Instruction: Retype the whole listing verbatim and keep the pictures out of it.

** begin Information shown **

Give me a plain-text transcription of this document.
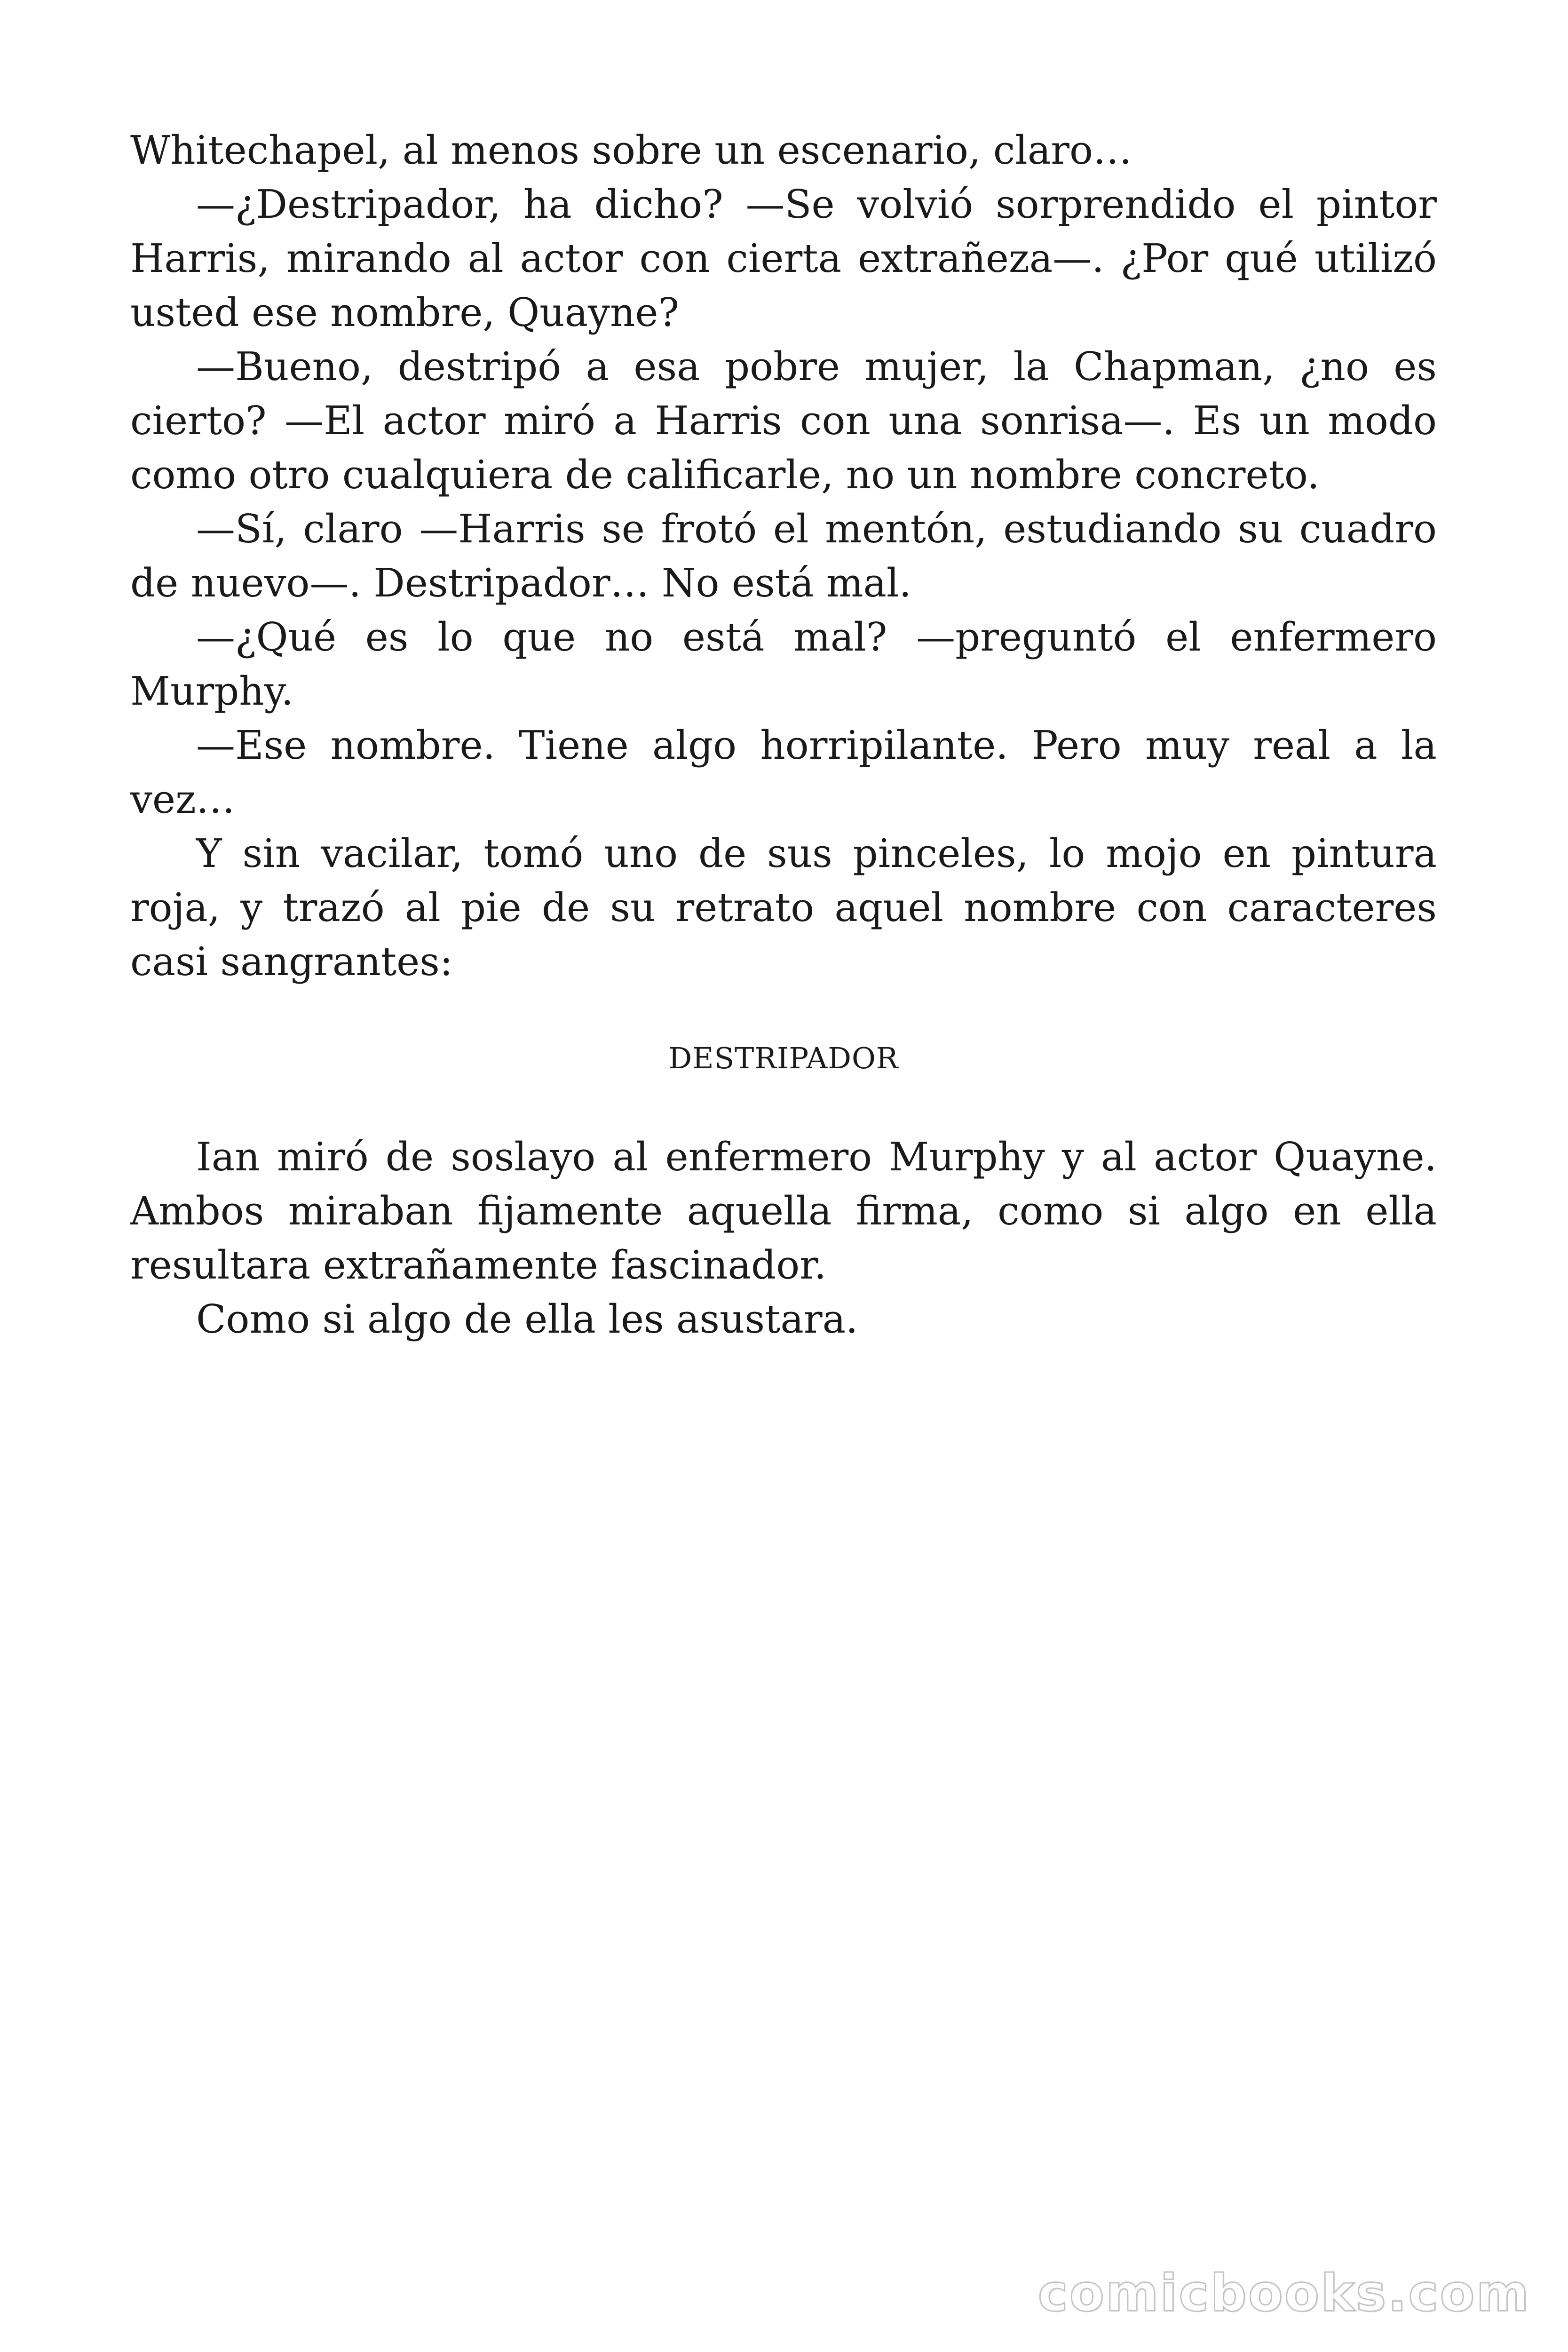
Whitechapel, al menos sobre un escenario, claro…

—¿Destripador, ha dicho? —Se volvió sorprendido el pintor Harris, mirando al actor con cierta extrañeza—. ¿Por qué utilizó usted ese nombre, Quayne?

—Bueno, destripó a esa pobre mujer, la Chapman, ¿no es cierto? —El actor miró a Harris con una sonrisa—. Es un modo como otro cualquiera de calificarle, no un nombre concreto.

—Sí, claro —Harris se frotó el mentón, estudiando su cuadro de nuevo—. Destripador… No está mal.

—¿Qué es lo que no está mal? —preguntó el enfermero Murphy.

—Ese nombre. Tiene algo horripilante. Pero muy real a la vez…

Y sin vacilar, tomó uno de sus pinceles, lo mojo en pintura roja, y trazó al pie de su retrato aquel nombre con caracteres casi sangrantes:

DESTRIPADOR

Ian miró de soslayo al enfermero Murphy y al actor Quayne. Ambos miraban fijamente aquella firma, como si algo en ella resultara extrañamente fascinador.

Como si algo de ella les asustara.

comicbooks.com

** end Information shown **

Problem solution:
Give me a plain-text transcription of this document.
Whitechapel, al menos sobre un escenario, claro…

—¿Destripador, ha dicho? —Se volvió sorprendido el pintor Harris, mirando al actor con cierta extrañeza—. ¿Por qué utilizó usted ese nombre, Quayne?

—Bueno, destripó a esa pobre mujer, la Chapman, ¿no es cierto? —El actor miró a Harris con una sonrisa—. Es un modo como otro cualquiera de calificarle, no un nombre concreto.

—Sí, claro —Harris se frotó el mentón, estudiando su cuadro de nuevo—. Destripador… No está mal.

—¿Qué es lo que no está mal? —preguntó el enfermero Murphy.

—Ese nombre. Tiene algo horripilante. Pero muy real a la vez…

Y sin vacilar, tomó uno de sus pinceles, lo mojo en pintura roja, y trazó al pie de su retrato aquel nombre con caracteres casi sangrantes:

DESTRIPADOR

Ian miró de soslayo al enfermero Murphy y al actor Quayne. Ambos miraban fijamente aquella firma, como si algo en ella resultara extrañamente fascinador.

Como si algo de ella les asustara.

comicbooks.com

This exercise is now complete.